Pull out every line in the data that has the string "Canadian" in it.
[start]
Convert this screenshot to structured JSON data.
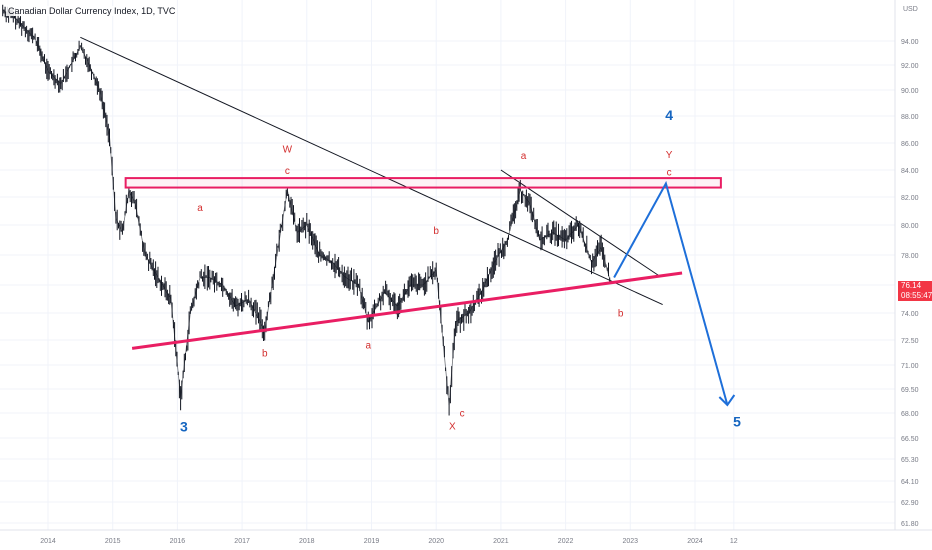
{
  "header": {
    "symbol_title": "Canadian Dollar Currency Index, 1D, TVC"
  },
  "price_axis": {
    "currency": "USD",
    "ticks": [
      "94.00",
      "92.00",
      "90.00",
      "88.00",
      "86.00",
      "84.00",
      "82.00",
      "80.00",
      "78.00",
      "76.00",
      "74.00",
      "72.50",
      "71.00",
      "69.50",
      "68.00",
      "66.50",
      "65.30",
      "64.10",
      "62.90",
      "61.80"
    ],
    "last_price": "76.14",
    "countdown": "08:55:47"
  },
  "time_axis": {
    "ticks": [
      "2014",
      "2015",
      "2016",
      "2017",
      "2018",
      "2019",
      "2020",
      "2021",
      "2022",
      "2023",
      "2024",
      "12"
    ]
  },
  "wave_labels": {
    "w": "W",
    "c_top1": "c",
    "a_left": "a",
    "b_left": "b",
    "b_mid": "b",
    "a_mid": "a",
    "x_label": "X",
    "c_x": "c",
    "a_top": "a",
    "b_right": "b",
    "four": "4",
    "y_label": "Y",
    "c_right": "c",
    "three": "3",
    "five": "5"
  },
  "colors": {
    "candles": "#131722",
    "trendline": "#131722",
    "support": "#e91e63",
    "resistance_box": "#e91e63",
    "projection": "#1e6fd9",
    "wave_red": "#d32f2f",
    "wave_blue": "#1565c0",
    "price_tag": "#f23645"
  },
  "chart_data": {
    "type": "line",
    "title": "Canadian Dollar Currency Index, 1D, TVC",
    "xlabel": "",
    "ylabel": "USD",
    "ylim": [
      60.6,
      97.5
    ],
    "grid": true,
    "series": [
      {
        "values": [
          [
            2013.3,
            96.5
          ],
          [
            2013.5,
            95.8
          ],
          [
            2013.8,
            94.2
          ],
          [
            2014.0,
            91.5
          ],
          [
            2014.2,
            90.5
          ],
          [
            2014.35,
            92.0
          ],
          [
            2014.5,
            93.5
          ],
          [
            2014.6,
            92.5
          ],
          [
            2014.8,
            90.0
          ],
          [
            2014.95,
            86.5
          ],
          [
            2015.05,
            80.5
          ],
          [
            2015.15,
            79.5
          ],
          [
            2015.25,
            82.5
          ],
          [
            2015.35,
            81.5
          ],
          [
            2015.5,
            78.0
          ],
          [
            2015.7,
            76.5
          ],
          [
            2015.9,
            75.0
          ],
          [
            2016.05,
            69.0
          ],
          [
            2016.2,
            74.0
          ],
          [
            2016.35,
            76.5
          ],
          [
            2016.5,
            76.5
          ],
          [
            2016.7,
            76.0
          ],
          [
            2016.9,
            74.5
          ],
          [
            2017.1,
            75.0
          ],
          [
            2017.35,
            73.0
          ],
          [
            2017.5,
            77.0
          ],
          [
            2017.7,
            82.5
          ],
          [
            2017.85,
            79.5
          ],
          [
            2018.0,
            80.0
          ],
          [
            2018.2,
            78.0
          ],
          [
            2018.4,
            77.5
          ],
          [
            2018.6,
            76.5
          ],
          [
            2018.8,
            76.0
          ],
          [
            2018.95,
            73.5
          ],
          [
            2019.2,
            75.5
          ],
          [
            2019.4,
            74.5
          ],
          [
            2019.6,
            76.0
          ],
          [
            2019.8,
            76.0
          ],
          [
            2020.0,
            77.0
          ],
          [
            2020.2,
            68.5
          ],
          [
            2020.3,
            73.5
          ],
          [
            2020.5,
            74.0
          ],
          [
            2020.7,
            75.5
          ],
          [
            2020.9,
            77.5
          ],
          [
            2021.1,
            79.0
          ],
          [
            2021.3,
            82.5
          ],
          [
            2021.45,
            81.5
          ],
          [
            2021.6,
            79.0
          ],
          [
            2021.8,
            79.5
          ],
          [
            2022.0,
            79.0
          ],
          [
            2022.2,
            80.0
          ],
          [
            2022.4,
            77.5
          ],
          [
            2022.55,
            78.5
          ],
          [
            2022.7,
            76.1
          ]
        ]
      }
    ],
    "lines": [
      {
        "name": "long-descending-trendline",
        "from": [
          2014.5,
          94.3
        ],
        "to": [
          2023.5,
          74.6
        ]
      },
      {
        "name": "short-descending-trendline",
        "from": [
          2021.0,
          84.0
        ],
        "to": [
          2023.45,
          76.6
        ]
      },
      {
        "name": "support-line",
        "from": [
          2015.3,
          72.0
        ],
        "to": [
          2023.8,
          76.8
        ]
      }
    ],
    "zones": [
      {
        "name": "resistance-box",
        "x": [
          2015.2,
          2024.4
        ],
        "y": [
          82.7,
          83.4
        ]
      }
    ],
    "projection": [
      [
        2022.75,
        76.5
      ],
      [
        2023.55,
        83.0
      ],
      [
        2024.5,
        68.5
      ]
    ],
    "annotations": [
      {
        "text": "W",
        "x": 2017.7,
        "y": 85.3
      },
      {
        "text": "c",
        "x": 2017.7,
        "y": 83.7
      },
      {
        "text": "a",
        "x": 2016.35,
        "y": 81.0
      },
      {
        "text": "b",
        "x": 2017.35,
        "y": 71.5
      },
      {
        "text": "a",
        "x": 2018.95,
        "y": 72.0
      },
      {
        "text": "b",
        "x": 2020.0,
        "y": 79.4
      },
      {
        "text": "X",
        "x": 2020.25,
        "y": 67.0
      },
      {
        "text": "c",
        "x": 2020.4,
        "y": 67.8
      },
      {
        "text": "a",
        "x": 2021.35,
        "y": 84.8
      },
      {
        "text": "b",
        "x": 2022.85,
        "y": 73.8
      },
      {
        "text": "4",
        "x": 2023.6,
        "y": 87.7
      },
      {
        "text": "Y",
        "x": 2023.6,
        "y": 84.9
      },
      {
        "text": "c",
        "x": 2023.6,
        "y": 83.6
      },
      {
        "text": "3",
        "x": 2016.1,
        "y": 66.9
      },
      {
        "text": "5",
        "x": 2024.65,
        "y": 67.2
      }
    ]
  }
}
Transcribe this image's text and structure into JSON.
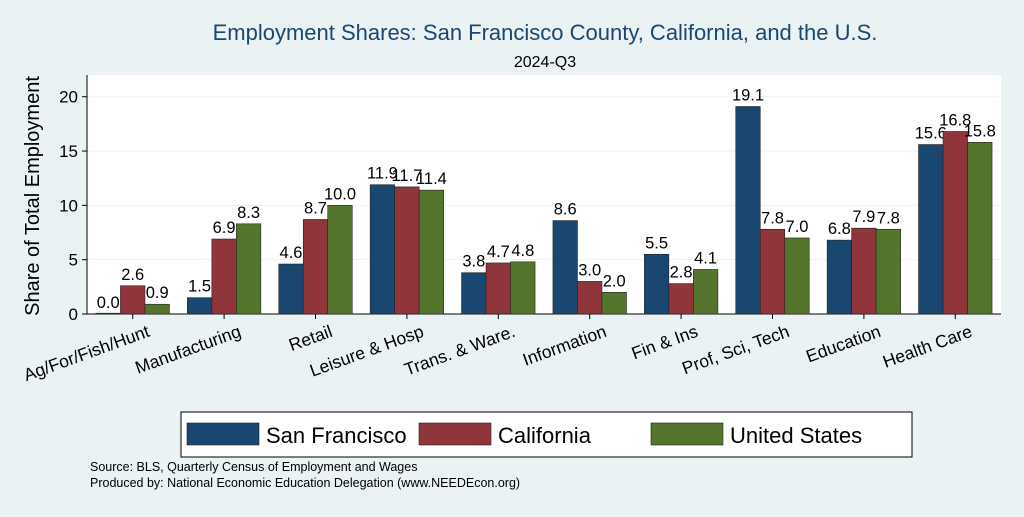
{
  "chart_data": {
    "type": "bar",
    "title": "Employment Shares: San Francisco County, California, and the U.S.",
    "subtitle": "2024-Q3",
    "ylabel": "Share of Total Employment",
    "xlabel": "",
    "ylim": [
      0,
      22
    ],
    "yticks": [
      0,
      5,
      10,
      15,
      20
    ],
    "categories": [
      "Ag/For/Fish/Hunt",
      "Manufacturing",
      "Retail",
      "Leisure & Hosp",
      "Trans. & Ware.",
      "Information",
      "Fin & Ins",
      "Prof, Sci, Tech",
      "Education",
      "Health Care"
    ],
    "series": [
      {
        "name": "San Francisco",
        "color": "#1a476f",
        "values": [
          0.0,
          1.5,
          4.6,
          11.9,
          3.8,
          8.6,
          5.5,
          19.1,
          6.8,
          15.6
        ],
        "labels": [
          "0.0",
          "1.5",
          "4.6",
          "11.9",
          "3.8",
          "8.6",
          "5.5",
          "19.1",
          "6.8",
          "15.6"
        ]
      },
      {
        "name": "California",
        "color": "#90353b",
        "values": [
          2.6,
          6.9,
          8.7,
          11.7,
          4.7,
          3.0,
          2.8,
          7.8,
          7.9,
          16.8
        ],
        "labels": [
          "2.6",
          "6.9",
          "8.7",
          "11.7",
          "4.7",
          "3.0",
          "2.8",
          "7.8",
          "7.9",
          "16.8"
        ]
      },
      {
        "name": "United States",
        "color": "#55752f",
        "values": [
          0.9,
          8.3,
          10.0,
          11.4,
          4.8,
          2.0,
          4.1,
          7.0,
          7.8,
          15.8
        ],
        "labels": [
          "0.9",
          "8.3",
          "10.0",
          "11.4",
          "4.8",
          "2.0",
          "4.1",
          "7.0",
          "7.8",
          "15.8"
        ]
      }
    ],
    "legend_position": "bottom",
    "grid": true
  },
  "notes": {
    "source": "Source: BLS, Quarterly Census of Employment and Wages",
    "produced_by": "Produced by: National Economic Education Delegation (www.NEEDEcon.org)"
  },
  "colors": {
    "background": "#eaf2f3",
    "plot_background": "#ffffff",
    "title": "#1a476f",
    "gridline": "#eaf2f3"
  }
}
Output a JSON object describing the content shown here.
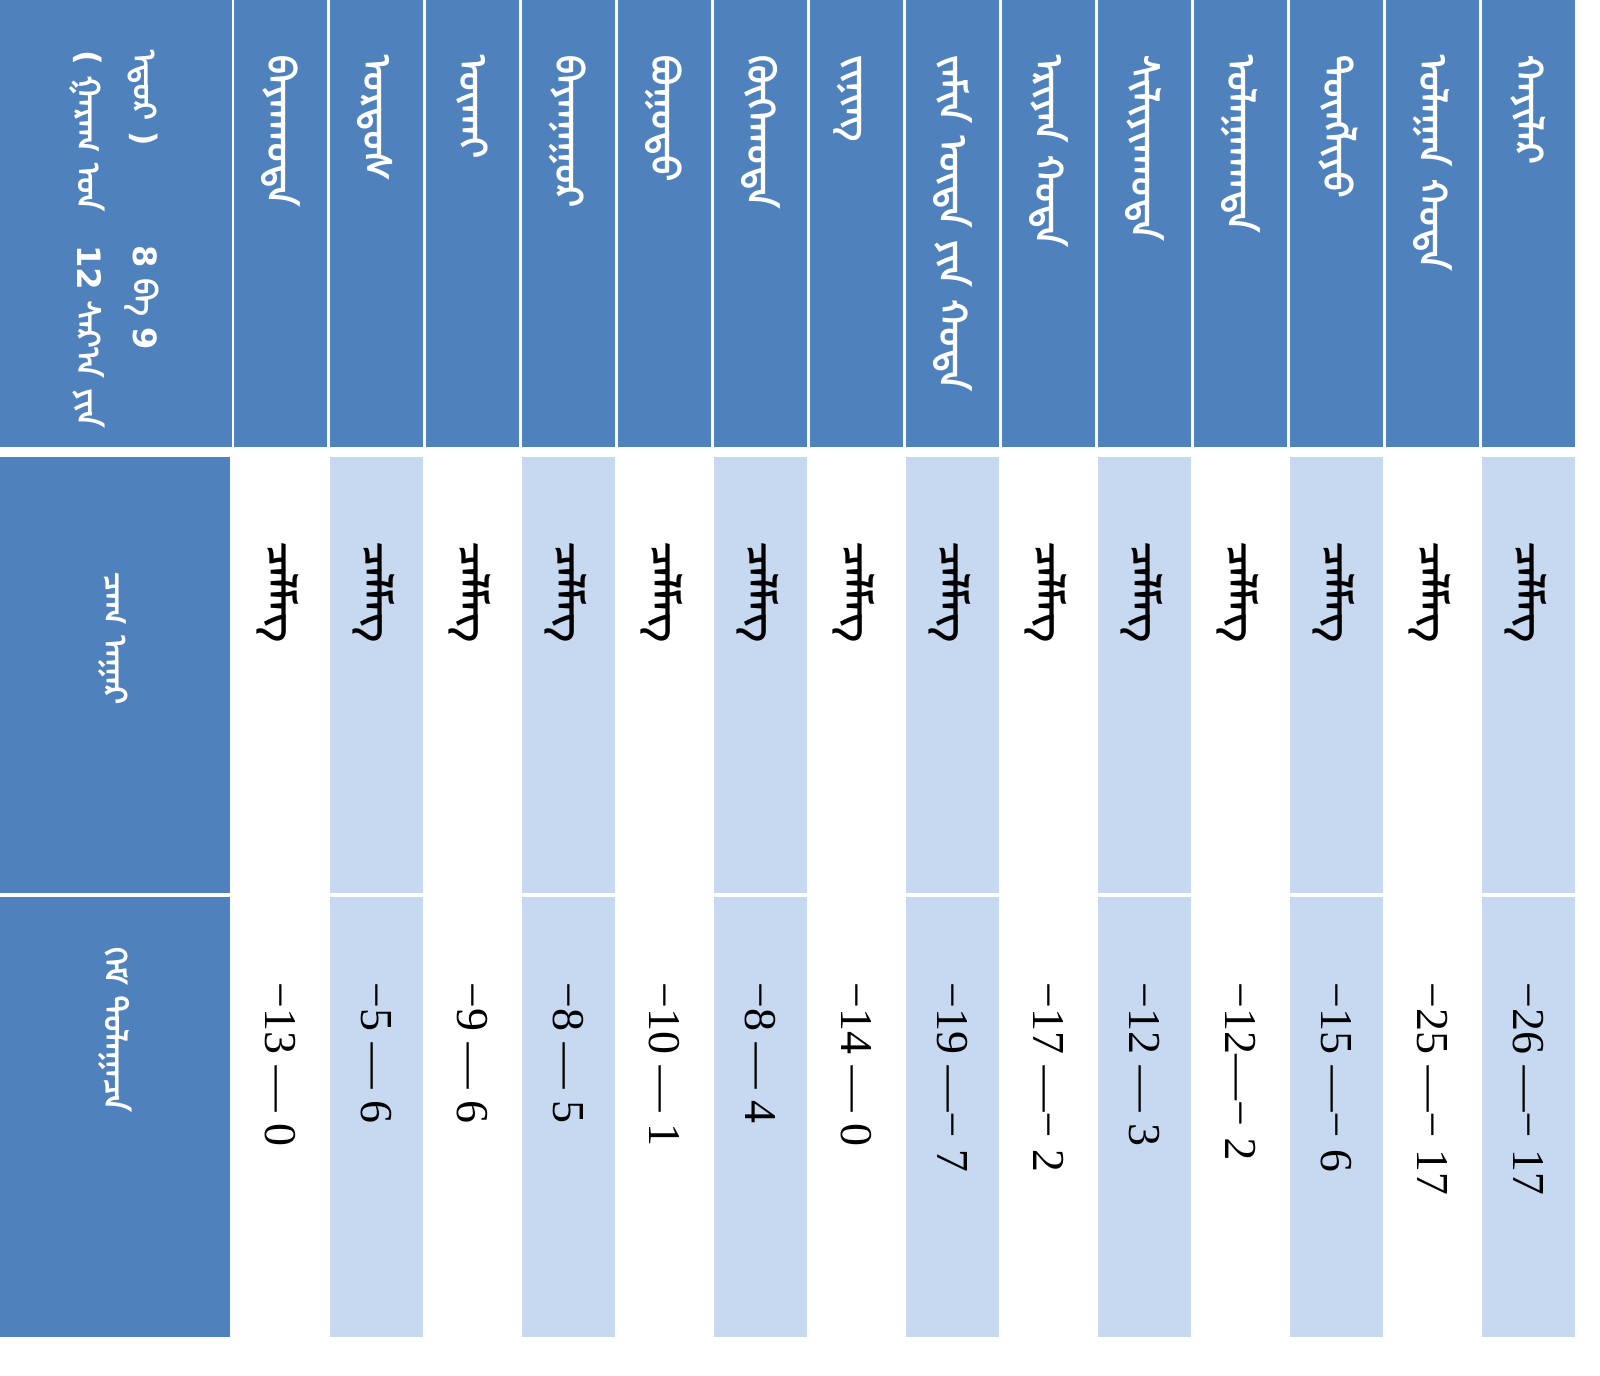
[end]
## THE RESULT
    "symbol_title": "Canadian Dollar Currency Index, 1D, TVC"
    "title": "Canadian Dollar Currency Index, 1D, TVC",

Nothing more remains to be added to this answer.